== Direction ==
Nothing should be left out: output all of the entries exactly.

== Rows ==

»»

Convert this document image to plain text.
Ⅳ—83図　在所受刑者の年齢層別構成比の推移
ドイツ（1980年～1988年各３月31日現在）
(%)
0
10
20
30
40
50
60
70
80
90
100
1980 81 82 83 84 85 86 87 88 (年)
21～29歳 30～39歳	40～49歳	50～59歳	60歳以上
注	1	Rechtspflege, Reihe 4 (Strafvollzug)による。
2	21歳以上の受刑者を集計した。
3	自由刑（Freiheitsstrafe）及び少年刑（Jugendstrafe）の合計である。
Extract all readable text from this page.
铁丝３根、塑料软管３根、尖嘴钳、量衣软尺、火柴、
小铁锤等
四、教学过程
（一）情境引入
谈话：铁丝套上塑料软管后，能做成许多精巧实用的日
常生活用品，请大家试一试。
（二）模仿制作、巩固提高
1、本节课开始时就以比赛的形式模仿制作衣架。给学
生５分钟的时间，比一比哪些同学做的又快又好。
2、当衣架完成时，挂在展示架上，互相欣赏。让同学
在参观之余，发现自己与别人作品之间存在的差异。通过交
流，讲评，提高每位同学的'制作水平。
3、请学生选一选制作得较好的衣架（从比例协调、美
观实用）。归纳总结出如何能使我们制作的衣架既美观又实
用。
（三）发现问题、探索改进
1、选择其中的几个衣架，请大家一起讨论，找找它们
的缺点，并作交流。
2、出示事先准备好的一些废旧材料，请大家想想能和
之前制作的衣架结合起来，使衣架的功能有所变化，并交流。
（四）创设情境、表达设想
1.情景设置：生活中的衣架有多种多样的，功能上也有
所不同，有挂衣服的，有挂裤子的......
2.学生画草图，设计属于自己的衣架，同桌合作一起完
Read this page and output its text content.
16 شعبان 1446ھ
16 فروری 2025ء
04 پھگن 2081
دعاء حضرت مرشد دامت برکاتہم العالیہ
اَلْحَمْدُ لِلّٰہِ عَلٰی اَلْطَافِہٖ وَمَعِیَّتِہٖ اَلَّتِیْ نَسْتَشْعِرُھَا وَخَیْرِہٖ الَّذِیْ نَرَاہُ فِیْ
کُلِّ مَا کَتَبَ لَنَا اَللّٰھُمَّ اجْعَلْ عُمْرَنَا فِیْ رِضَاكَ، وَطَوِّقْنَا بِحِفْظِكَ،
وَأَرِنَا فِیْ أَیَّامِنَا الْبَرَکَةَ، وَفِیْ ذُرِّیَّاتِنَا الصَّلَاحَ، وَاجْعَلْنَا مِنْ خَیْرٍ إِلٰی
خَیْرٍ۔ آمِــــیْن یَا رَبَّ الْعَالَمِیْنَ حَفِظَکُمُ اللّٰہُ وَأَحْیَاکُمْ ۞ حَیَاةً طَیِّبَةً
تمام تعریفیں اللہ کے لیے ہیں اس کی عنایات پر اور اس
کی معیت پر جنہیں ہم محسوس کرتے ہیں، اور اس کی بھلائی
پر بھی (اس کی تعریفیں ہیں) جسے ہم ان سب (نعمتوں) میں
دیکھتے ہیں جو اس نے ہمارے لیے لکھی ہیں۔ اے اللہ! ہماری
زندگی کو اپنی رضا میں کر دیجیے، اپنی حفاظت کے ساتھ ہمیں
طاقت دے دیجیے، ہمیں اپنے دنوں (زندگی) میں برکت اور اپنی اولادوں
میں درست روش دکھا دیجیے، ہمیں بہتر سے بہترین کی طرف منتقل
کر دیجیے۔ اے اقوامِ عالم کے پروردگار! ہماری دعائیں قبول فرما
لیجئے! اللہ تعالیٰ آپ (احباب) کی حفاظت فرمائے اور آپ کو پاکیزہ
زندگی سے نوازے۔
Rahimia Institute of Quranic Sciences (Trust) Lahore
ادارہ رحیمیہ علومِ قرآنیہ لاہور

««

== Worked solution ==
Convert this document image to plain text.
Ⅳ—83図　在所受刑者の年齢層別構成比の推移
ドイツ（1980年～1988年各３月31日現在）
(%)
0
10
20
30
40
50
60
70
80
90
100
1980 81 82 83 84 85 86 87 88 (年)
21～29歳 30～39歳	40～49歳	50～59歳	60歳以上
注	1	Rechtspflege, Reihe 4 (Strafvollzug)による。
2	21歳以上の受刑者を集計した。
3	自由刑（Freiheitsstrafe）及び少年刑（Jugendstrafe）の合計である。
Extract all readable text from this page.
铁丝３根、塑料软管３根、尖嘴钳、量衣软尺、火柴、
小铁锤等
四、教学过程
（一）情境引入
谈话：铁丝套上塑料软管后，能做成许多精巧实用的日
常生活用品，请大家试一试。
（二）模仿制作、巩固提高
1、本节课开始时就以比赛的形式模仿制作衣架。给学
生５分钟的时间，比一比哪些同学做的又快又好。
2、当衣架完成时，挂在展示架上，互相欣赏。让同学
在参观之余，发现自己与别人作品之间存在的差异。通过交
流，讲评，提高每位同学的'制作水平。
3、请学生选一选制作得较好的衣架（从比例协调、美
观实用）。归纳总结出如何能使我们制作的衣架既美观又实
用。
（三）发现问题、探索改进
1、选择其中的几个衣架，请大家一起讨论，找找它们
的缺点，并作交流。
2、出示事先准备好的一些废旧材料，请大家想想能和
之前制作的衣架结合起来，使衣架的功能有所变化，并交流。
（四）创设情境、表达设想
1.情景设置：生活中的衣架有多种多样的，功能上也有
所不同，有挂衣服的，有挂裤子的......
2.学生画草图，设计属于自己的衣架，同桌合作一起完
Read this page and output its text content.
16 شعبان 1446ھ
16 فروری 2025ء
04 پھگن 2081
دعاء حضرت مرشد دامت برکاتہم العالیہ
اَلْحَمْدُ لِلّٰہِ عَلٰی اَلْطَافِہٖ وَمَعِیَّتِہٖ اَلَّتِیْ نَسْتَشْعِرُھَا وَخَیْرِہٖ الَّذِیْ نَرَاہُ فِیْ
کُلِّ مَا کَتَبَ لَنَا اَللّٰھُمَّ اجْعَلْ عُمْرَنَا فِیْ رِضَاكَ، وَطَوِّقْنَا بِحِفْظِكَ،
وَأَرِنَا فِیْ أَیَّامِنَا الْبَرَکَةَ، وَفِیْ ذُرِّیَّاتِنَا الصَّلَاحَ، وَاجْعَلْنَا مِنْ خَیْرٍ إِلٰی
خَیْرٍ۔ آمِــــیْن یَا رَبَّ الْعَالَمِیْنَ حَفِظَکُمُ اللّٰہُ وَأَحْیَاکُمْ ۞ حَیَاةً طَیِّبَةً
تمام تعریفیں اللہ کے لیے ہیں اس کی عنایات پر اور اس
کی معیت پر جنہیں ہم محسوس کرتے ہیں، اور اس کی بھلائی
پر بھی (اس کی تعریفیں ہیں) جسے ہم ان سب (نعمتوں) میں
دیکھتے ہیں جو اس نے ہمارے لیے لکھی ہیں۔ اے اللہ! ہماری
زندگی کو اپنی رضا میں کر دیجیے، اپنی حفاظت کے ساتھ ہمیں
طاقت دے دیجیے، ہمیں اپنے دنوں (زندگی) میں برکت اور اپنی اولادوں
میں درست روش دکھا دیجیے، ہمیں بہتر سے بہترین کی طرف منتقل
کر دیجیے۔ اے اقوامِ عالم کے پروردگار! ہماری دعائیں قبول فرما
لیجئے! اللہ تعالیٰ آپ (احباب) کی حفاظت فرمائے اور آپ کو پاکیزہ
زندگی سے نوازے۔
Rahimia Institute of Quranic Sciences (Trust) Lahore
ادارہ رحیمیہ علومِ قرآنیہ لاہور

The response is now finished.